WHAT IS BEING ASKED: Go through the entries below and pick out every line with "quas".
====== TASK INPUT
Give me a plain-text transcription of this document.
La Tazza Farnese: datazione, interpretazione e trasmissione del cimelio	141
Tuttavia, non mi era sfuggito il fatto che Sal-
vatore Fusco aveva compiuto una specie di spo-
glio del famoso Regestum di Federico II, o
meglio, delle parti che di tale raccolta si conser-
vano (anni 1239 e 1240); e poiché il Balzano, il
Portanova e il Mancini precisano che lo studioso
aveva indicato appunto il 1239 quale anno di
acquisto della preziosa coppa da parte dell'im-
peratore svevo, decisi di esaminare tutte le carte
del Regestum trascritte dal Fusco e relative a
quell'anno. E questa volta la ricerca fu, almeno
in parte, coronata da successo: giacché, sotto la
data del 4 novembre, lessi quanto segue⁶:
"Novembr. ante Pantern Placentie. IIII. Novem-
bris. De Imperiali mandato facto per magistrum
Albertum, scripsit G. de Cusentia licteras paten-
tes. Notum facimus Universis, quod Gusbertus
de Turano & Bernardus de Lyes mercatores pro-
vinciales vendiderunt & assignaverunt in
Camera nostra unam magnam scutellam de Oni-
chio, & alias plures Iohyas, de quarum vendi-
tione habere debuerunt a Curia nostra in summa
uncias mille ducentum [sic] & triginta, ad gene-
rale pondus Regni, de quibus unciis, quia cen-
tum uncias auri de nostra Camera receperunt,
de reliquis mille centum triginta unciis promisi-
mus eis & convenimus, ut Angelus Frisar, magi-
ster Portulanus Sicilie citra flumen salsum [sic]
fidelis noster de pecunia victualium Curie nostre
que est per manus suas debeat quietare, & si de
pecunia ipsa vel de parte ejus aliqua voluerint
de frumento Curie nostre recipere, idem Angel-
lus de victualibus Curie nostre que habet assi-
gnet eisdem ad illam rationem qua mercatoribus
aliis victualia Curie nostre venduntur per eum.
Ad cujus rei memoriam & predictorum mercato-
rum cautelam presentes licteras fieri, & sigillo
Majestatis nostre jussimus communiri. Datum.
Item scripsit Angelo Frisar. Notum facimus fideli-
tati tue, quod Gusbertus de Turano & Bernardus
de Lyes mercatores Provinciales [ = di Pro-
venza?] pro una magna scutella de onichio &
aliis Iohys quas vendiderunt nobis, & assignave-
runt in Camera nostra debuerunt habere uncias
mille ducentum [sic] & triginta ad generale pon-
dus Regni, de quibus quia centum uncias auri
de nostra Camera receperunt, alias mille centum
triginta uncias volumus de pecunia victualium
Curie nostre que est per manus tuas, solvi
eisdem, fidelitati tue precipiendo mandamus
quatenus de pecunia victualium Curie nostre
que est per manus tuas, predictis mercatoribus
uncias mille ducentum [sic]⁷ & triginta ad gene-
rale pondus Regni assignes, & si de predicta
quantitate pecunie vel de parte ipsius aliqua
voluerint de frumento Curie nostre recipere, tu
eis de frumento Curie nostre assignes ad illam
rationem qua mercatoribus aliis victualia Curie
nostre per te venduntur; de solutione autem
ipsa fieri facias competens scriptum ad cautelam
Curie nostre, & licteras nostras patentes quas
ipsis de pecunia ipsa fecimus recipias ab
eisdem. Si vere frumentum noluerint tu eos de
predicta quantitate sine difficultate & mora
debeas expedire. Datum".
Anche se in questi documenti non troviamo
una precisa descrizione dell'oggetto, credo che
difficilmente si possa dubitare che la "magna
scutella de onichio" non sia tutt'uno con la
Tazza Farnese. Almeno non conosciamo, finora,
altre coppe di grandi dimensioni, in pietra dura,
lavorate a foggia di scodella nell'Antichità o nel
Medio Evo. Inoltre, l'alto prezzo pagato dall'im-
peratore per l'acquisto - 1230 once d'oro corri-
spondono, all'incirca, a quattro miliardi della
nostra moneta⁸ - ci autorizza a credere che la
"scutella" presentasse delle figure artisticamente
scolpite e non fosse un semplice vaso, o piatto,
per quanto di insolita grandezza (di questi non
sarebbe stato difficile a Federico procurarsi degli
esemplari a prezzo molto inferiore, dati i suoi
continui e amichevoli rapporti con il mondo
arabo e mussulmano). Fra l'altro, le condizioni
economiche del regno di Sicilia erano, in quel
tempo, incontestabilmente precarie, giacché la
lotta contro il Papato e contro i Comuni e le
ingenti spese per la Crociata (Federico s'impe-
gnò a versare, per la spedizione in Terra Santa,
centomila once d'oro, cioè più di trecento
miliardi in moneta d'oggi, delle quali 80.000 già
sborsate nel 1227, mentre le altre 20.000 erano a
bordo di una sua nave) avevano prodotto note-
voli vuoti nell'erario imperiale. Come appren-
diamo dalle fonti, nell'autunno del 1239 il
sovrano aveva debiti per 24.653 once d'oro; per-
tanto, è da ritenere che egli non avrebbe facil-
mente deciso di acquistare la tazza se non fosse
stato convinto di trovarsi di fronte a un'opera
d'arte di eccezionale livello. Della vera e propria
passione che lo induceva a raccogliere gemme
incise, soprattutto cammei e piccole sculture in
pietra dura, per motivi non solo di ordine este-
============
ANSWER BELOW:
aliis Iohys quas vendiderunt nobis, & assignave-
Curie nostre, & licteras nostras patentes quas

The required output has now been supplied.